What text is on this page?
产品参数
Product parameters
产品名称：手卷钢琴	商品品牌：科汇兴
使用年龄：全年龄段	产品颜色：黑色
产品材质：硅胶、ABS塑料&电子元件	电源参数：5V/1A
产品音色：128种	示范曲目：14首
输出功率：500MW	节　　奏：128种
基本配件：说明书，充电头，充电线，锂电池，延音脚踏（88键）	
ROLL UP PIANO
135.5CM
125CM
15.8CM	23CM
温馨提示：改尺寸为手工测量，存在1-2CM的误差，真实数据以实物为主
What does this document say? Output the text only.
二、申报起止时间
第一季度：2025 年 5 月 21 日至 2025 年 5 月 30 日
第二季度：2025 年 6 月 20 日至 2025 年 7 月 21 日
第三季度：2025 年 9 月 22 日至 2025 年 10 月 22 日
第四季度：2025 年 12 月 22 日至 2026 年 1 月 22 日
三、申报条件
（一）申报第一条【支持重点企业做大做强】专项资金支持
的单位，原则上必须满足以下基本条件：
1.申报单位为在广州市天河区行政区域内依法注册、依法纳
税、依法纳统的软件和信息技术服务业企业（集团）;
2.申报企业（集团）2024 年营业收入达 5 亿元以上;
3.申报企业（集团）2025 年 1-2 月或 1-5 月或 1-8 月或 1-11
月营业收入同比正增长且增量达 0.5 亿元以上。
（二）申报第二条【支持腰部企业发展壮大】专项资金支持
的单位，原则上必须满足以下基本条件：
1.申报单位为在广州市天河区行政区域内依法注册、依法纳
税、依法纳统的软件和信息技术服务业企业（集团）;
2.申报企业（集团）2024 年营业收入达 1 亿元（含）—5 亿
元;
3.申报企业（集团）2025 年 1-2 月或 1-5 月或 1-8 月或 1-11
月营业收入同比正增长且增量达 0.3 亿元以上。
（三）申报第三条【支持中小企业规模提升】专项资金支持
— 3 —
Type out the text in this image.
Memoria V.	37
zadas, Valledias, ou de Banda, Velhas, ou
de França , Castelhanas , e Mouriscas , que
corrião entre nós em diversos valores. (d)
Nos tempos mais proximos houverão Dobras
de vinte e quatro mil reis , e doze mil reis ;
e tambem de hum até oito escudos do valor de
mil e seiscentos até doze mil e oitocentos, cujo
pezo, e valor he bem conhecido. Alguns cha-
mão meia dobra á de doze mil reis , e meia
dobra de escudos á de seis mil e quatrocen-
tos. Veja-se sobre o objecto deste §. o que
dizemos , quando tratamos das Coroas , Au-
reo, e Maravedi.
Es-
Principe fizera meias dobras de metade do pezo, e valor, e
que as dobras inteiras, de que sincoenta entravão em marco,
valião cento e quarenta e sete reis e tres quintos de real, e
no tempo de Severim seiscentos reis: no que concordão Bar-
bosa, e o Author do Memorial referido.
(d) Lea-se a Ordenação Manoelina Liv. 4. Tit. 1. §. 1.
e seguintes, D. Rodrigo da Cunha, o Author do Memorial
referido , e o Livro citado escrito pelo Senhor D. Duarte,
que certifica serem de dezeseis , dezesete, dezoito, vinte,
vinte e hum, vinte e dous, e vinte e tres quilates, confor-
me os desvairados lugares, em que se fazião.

WHAT THE TASK REQUIRES
Copy all lines in the listing above where the string "tres" appears.

WORKED ANSWER
valião cento e quarenta e sete reis e tres quintos de real, e
vinte e hum, vinte e dous, e vinte e tres quilates, confor-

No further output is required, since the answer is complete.